**Request**.
Each line of the data that includes the string "title" is to be copied out.

(Dataset records)
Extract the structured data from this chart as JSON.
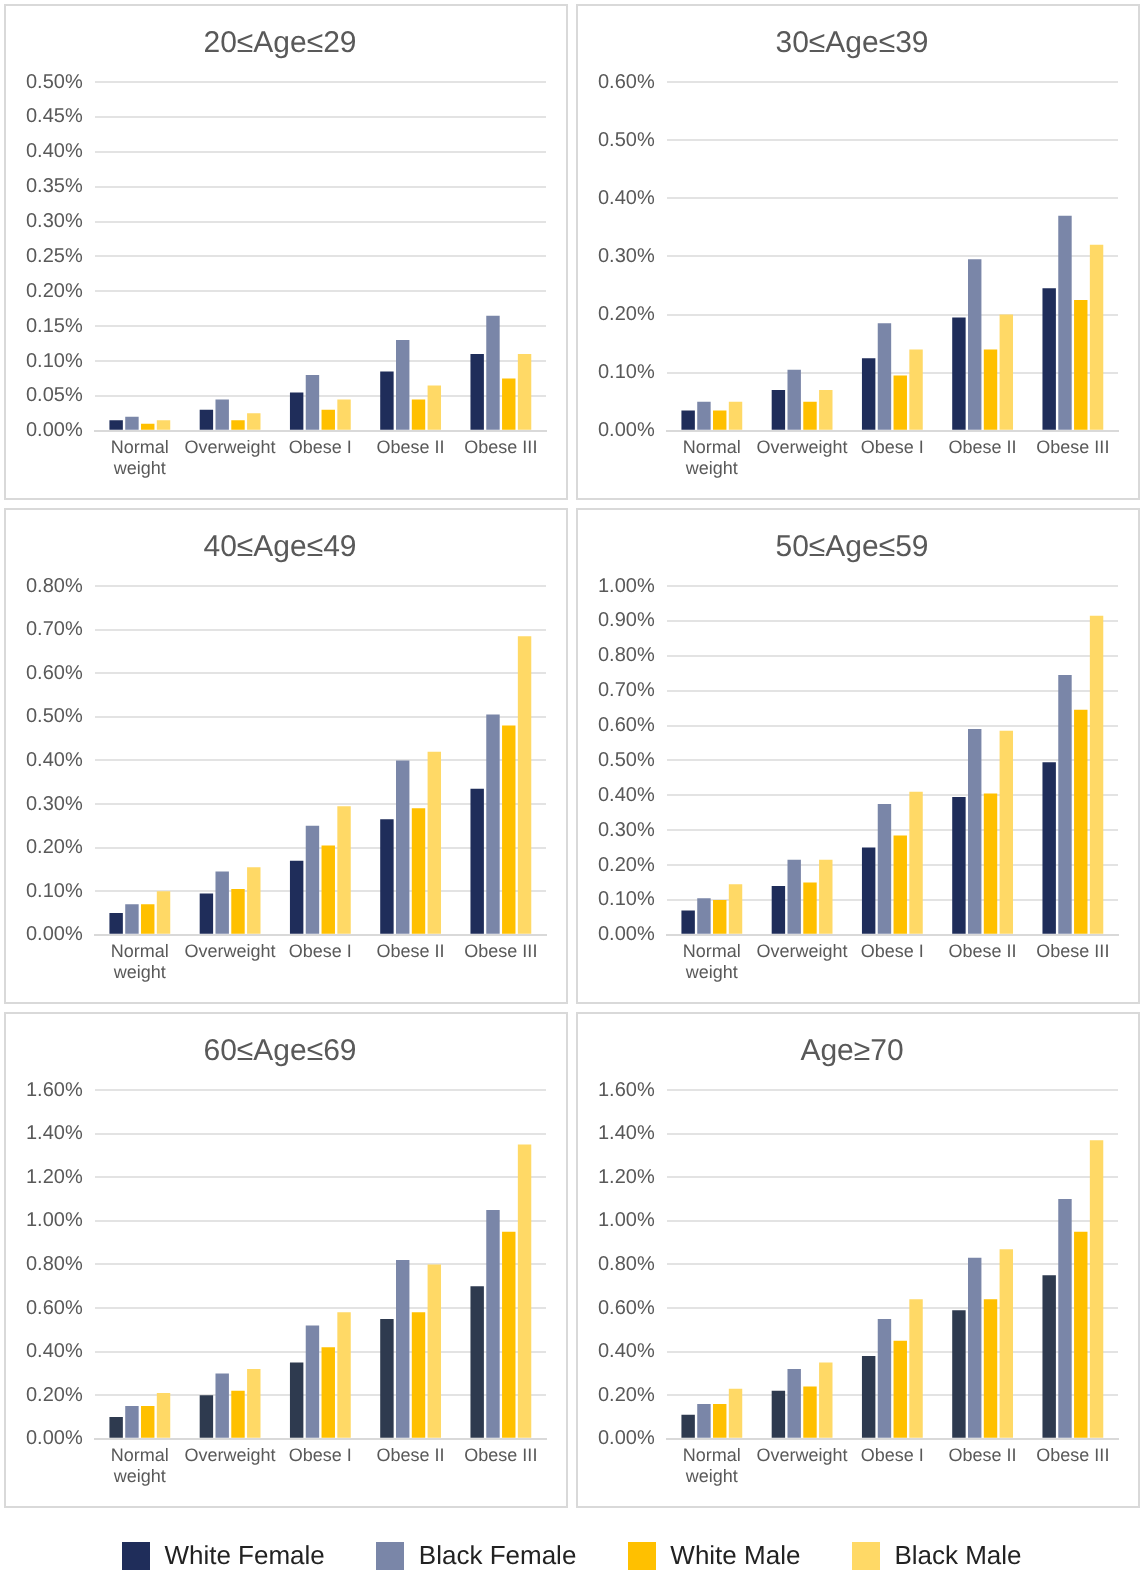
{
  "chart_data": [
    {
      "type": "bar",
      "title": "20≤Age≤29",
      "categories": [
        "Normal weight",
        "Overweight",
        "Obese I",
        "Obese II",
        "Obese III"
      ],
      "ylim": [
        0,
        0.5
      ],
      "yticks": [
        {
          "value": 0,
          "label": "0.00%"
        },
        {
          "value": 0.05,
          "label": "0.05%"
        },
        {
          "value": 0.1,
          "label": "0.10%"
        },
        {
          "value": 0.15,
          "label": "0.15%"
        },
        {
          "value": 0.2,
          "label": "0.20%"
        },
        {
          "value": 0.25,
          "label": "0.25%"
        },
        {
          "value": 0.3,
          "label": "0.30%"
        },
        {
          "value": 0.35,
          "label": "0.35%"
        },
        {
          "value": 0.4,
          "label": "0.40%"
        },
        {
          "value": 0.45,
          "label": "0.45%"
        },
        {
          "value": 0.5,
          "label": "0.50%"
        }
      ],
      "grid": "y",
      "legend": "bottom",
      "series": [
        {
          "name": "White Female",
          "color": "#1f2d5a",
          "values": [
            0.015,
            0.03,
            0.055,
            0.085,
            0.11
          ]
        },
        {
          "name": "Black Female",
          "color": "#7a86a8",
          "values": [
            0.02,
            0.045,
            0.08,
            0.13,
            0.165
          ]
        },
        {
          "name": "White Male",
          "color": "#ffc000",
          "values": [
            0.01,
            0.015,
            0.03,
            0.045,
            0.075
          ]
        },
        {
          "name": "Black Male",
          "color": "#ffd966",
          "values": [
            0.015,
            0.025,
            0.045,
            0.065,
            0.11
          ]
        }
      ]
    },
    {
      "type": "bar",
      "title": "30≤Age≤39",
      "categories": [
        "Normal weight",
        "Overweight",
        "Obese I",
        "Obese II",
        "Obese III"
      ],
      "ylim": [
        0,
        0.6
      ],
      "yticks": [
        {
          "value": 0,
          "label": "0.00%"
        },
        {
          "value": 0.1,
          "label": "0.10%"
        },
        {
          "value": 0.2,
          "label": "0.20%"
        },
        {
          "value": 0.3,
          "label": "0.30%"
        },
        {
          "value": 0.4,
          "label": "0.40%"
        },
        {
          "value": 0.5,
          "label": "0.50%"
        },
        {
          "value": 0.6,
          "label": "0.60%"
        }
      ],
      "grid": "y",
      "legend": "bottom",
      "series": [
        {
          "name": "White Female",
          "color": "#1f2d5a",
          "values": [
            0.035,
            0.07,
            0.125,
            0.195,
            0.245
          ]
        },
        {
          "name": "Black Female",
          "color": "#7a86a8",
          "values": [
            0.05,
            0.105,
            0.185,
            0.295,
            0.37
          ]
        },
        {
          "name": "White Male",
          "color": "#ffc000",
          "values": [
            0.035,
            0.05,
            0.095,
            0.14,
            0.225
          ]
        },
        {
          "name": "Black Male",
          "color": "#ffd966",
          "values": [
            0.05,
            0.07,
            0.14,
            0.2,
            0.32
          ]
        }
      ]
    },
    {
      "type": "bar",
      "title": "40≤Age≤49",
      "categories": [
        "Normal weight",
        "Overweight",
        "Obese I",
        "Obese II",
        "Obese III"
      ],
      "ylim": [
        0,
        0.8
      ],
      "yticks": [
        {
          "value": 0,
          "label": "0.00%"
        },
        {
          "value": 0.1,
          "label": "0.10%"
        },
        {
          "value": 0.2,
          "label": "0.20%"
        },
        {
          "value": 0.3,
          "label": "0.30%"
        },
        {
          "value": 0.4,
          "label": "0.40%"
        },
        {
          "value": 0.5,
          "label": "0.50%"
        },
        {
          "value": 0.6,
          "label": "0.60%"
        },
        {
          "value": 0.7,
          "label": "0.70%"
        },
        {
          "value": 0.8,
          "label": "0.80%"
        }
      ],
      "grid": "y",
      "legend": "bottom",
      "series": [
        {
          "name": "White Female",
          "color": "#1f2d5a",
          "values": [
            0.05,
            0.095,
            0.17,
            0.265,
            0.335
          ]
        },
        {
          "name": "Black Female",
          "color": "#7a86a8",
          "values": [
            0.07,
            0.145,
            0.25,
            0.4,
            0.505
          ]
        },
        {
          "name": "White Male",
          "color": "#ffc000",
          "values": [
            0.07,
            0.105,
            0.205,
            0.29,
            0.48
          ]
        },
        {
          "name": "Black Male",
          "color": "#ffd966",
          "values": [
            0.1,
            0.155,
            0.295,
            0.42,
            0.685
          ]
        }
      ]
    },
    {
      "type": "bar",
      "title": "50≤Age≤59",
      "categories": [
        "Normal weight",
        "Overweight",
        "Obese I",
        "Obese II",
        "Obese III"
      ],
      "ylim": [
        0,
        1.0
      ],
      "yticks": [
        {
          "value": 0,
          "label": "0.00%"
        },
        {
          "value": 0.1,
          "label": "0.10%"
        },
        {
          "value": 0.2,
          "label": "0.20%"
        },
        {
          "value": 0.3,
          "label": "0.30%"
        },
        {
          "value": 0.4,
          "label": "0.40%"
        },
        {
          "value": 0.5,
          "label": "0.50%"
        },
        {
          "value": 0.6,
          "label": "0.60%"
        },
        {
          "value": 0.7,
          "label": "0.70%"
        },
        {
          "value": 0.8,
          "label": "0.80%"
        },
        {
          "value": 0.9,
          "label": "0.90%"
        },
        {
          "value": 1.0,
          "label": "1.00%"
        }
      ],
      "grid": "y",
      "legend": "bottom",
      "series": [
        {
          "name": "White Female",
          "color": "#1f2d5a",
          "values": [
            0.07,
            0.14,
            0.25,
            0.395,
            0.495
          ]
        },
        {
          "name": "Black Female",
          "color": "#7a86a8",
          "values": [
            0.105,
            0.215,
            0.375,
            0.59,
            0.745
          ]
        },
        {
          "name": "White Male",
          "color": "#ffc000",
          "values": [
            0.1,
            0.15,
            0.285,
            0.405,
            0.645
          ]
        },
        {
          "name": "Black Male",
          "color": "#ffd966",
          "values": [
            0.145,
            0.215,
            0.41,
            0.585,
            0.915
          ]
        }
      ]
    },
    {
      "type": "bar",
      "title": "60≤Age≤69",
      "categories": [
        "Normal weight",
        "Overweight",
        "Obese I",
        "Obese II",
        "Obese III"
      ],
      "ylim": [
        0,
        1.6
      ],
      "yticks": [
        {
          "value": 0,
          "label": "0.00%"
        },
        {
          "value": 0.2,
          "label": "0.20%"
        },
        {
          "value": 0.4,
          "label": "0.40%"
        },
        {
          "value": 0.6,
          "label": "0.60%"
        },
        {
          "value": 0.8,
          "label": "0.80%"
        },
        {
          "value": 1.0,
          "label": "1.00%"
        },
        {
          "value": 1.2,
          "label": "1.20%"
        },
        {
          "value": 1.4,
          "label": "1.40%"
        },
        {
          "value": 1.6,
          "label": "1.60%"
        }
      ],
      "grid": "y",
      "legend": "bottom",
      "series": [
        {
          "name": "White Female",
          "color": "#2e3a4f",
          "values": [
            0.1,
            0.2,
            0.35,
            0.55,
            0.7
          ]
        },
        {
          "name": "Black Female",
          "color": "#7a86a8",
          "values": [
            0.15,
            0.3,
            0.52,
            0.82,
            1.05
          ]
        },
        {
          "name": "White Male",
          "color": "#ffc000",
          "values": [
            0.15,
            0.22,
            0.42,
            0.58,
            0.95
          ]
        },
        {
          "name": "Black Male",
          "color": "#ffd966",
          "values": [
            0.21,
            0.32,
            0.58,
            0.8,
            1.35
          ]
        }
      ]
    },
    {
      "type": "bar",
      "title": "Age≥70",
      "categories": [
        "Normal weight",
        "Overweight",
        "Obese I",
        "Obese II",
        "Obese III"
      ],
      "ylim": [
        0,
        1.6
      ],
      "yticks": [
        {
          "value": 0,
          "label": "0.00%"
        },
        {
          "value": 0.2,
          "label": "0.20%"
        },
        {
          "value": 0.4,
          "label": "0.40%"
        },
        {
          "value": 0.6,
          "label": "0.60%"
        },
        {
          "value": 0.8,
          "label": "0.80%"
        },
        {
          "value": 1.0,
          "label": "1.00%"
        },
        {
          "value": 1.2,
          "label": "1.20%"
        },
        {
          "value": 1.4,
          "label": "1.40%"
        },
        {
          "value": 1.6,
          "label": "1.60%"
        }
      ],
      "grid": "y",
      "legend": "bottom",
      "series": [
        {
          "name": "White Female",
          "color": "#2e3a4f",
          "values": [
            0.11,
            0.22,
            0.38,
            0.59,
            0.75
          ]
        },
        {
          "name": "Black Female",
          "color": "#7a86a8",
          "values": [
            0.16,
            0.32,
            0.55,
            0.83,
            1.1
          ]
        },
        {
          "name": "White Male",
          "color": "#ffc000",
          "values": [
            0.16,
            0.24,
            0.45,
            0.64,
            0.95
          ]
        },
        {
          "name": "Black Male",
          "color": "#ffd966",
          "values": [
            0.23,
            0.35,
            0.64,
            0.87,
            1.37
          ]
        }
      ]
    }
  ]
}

* * *

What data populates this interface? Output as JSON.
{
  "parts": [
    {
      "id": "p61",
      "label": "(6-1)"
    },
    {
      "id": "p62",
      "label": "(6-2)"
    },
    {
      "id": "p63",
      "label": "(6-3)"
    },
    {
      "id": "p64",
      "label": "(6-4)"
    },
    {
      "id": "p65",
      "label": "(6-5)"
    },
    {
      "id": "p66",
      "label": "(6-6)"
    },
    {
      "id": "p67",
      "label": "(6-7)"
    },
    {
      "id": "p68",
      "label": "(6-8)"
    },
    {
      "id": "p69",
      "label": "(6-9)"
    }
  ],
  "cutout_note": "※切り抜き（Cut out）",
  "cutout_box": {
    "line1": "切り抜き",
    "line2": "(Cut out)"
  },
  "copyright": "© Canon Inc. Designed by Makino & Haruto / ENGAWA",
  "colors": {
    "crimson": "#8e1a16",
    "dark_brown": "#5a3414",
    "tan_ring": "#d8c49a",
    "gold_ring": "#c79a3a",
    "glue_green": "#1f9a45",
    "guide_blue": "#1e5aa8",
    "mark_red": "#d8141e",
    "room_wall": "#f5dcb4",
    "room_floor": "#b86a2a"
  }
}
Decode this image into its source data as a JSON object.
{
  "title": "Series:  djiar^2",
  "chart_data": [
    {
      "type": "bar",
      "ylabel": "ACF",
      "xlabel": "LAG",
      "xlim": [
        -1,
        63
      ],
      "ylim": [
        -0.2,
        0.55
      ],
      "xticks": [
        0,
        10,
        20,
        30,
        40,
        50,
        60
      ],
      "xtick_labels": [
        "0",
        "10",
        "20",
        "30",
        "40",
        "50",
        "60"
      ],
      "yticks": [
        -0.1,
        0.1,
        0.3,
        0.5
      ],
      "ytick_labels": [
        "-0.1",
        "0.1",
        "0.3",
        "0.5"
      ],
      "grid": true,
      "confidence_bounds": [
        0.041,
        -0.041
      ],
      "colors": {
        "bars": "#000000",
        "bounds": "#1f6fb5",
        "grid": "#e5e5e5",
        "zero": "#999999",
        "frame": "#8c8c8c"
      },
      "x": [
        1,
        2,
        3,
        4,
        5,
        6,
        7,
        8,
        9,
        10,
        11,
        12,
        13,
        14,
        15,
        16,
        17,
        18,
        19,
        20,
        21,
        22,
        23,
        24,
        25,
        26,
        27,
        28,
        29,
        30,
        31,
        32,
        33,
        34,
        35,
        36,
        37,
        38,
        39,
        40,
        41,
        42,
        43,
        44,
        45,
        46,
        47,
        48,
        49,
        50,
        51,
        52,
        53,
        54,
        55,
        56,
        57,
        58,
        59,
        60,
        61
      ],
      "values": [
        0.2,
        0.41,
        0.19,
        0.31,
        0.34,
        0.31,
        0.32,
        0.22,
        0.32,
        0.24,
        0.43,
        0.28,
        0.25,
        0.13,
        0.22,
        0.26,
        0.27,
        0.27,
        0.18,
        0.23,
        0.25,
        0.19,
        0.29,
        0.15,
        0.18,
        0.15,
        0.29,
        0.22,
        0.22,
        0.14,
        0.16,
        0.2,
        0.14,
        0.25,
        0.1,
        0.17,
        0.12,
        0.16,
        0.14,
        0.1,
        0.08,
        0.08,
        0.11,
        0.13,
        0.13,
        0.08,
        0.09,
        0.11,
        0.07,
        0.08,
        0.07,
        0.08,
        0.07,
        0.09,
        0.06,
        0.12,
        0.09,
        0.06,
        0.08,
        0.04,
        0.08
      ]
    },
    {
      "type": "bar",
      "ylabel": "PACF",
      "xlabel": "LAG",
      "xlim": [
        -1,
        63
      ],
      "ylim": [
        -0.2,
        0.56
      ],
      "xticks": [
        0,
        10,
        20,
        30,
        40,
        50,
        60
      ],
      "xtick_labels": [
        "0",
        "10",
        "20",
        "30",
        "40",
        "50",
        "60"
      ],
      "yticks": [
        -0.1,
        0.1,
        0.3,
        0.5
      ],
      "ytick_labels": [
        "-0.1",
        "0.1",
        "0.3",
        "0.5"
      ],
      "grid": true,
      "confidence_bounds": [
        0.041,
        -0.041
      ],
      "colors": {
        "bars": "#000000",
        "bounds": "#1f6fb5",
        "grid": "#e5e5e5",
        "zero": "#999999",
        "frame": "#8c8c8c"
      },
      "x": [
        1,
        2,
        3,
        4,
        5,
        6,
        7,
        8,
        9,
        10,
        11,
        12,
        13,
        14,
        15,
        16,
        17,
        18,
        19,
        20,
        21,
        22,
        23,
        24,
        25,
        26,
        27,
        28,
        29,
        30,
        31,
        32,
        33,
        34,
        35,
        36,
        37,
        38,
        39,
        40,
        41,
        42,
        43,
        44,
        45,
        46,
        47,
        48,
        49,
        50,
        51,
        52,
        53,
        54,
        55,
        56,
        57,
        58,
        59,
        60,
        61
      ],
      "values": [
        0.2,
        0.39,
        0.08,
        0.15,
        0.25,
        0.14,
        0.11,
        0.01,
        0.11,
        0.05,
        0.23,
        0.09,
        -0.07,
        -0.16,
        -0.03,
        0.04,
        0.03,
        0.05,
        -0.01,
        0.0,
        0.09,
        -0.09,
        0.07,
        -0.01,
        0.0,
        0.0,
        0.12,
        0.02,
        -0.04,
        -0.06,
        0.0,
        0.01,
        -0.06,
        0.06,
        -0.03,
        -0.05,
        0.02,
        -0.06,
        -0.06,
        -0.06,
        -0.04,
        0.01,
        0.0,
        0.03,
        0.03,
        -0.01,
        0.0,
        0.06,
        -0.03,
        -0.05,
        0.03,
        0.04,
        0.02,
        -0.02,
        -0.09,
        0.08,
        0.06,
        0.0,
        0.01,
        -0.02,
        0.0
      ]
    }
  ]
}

**Output for this exercise**.
      "title": "20≤Age≤29",
      "title": "30≤Age≤39",
      "title": "40≤Age≤49",
      "title": "50≤Age≤59",
      "title": "60≤Age≤69",
      "title": "Age≥70",
  "title": "Series:  djiar^2",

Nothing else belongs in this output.